## Data
################

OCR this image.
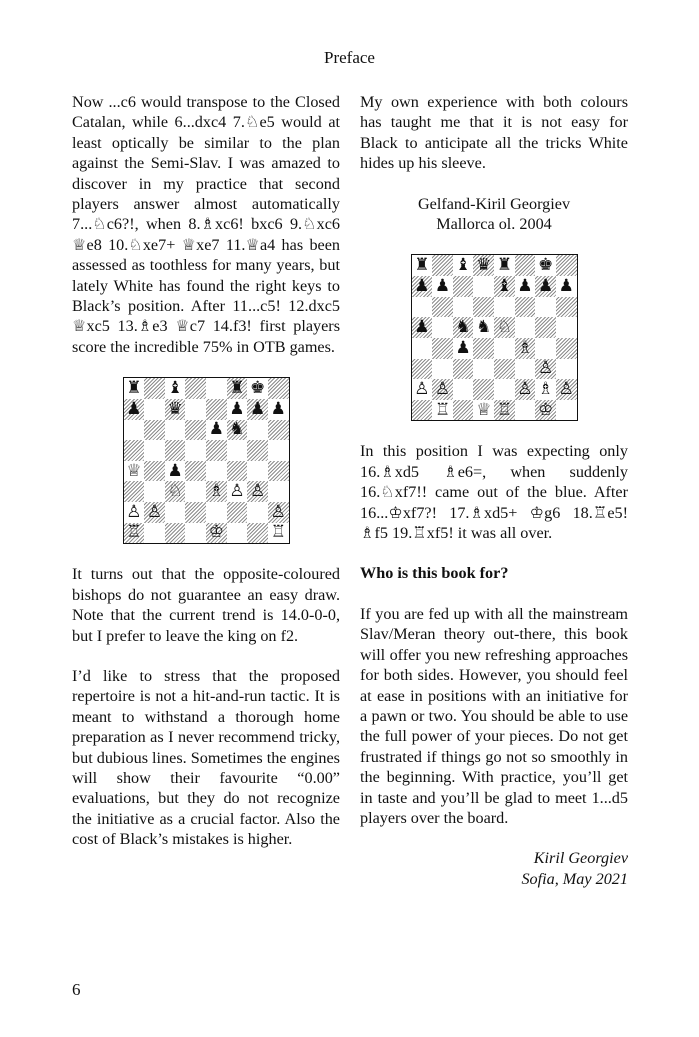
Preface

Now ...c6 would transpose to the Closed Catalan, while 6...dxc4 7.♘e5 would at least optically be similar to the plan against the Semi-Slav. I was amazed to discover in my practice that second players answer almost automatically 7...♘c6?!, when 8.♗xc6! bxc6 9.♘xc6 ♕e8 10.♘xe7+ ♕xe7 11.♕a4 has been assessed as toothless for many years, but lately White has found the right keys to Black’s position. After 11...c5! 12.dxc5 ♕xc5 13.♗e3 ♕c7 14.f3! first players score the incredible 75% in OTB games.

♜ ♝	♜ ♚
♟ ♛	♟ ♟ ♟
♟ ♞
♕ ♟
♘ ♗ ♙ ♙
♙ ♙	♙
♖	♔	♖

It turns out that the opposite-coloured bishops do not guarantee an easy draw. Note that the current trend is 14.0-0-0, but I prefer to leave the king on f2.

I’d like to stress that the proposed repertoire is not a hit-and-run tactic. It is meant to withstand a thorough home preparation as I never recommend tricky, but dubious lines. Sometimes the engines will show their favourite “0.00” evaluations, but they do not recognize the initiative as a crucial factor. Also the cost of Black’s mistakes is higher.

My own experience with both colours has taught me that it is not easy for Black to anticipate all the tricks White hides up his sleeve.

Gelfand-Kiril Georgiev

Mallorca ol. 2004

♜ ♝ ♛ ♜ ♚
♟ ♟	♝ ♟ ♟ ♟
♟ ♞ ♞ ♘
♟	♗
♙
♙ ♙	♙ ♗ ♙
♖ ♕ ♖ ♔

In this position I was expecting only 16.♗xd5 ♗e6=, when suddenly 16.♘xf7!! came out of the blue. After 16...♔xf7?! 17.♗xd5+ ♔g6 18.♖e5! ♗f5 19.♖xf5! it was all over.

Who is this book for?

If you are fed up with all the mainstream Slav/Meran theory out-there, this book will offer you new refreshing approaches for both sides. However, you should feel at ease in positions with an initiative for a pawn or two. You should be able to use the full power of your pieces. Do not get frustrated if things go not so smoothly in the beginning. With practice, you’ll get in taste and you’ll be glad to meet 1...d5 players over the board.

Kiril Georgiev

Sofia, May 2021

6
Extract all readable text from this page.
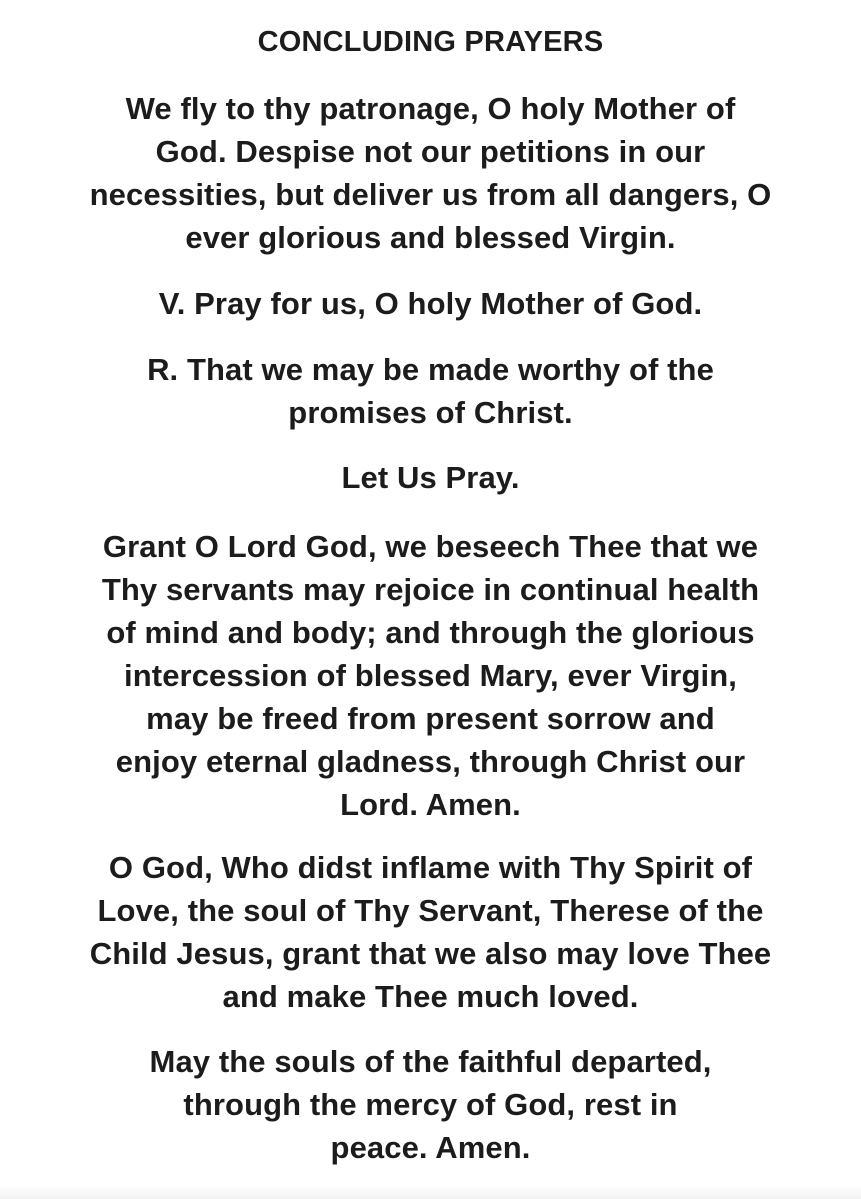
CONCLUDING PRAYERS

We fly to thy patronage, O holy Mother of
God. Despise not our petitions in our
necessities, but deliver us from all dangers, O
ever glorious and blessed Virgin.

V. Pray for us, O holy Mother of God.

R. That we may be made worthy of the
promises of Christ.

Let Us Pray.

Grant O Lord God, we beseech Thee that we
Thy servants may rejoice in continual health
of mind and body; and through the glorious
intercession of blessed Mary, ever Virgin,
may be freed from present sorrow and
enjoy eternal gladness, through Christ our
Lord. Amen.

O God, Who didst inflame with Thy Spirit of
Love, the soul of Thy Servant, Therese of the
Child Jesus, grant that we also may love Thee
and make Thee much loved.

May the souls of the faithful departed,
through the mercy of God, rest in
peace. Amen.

################

## Task statement
From the material above, gather all lines that include the string "Georgiev" and copy them.

## Response to this exercise
Gelfand-Kiril Georgiev
Kiril Georgiev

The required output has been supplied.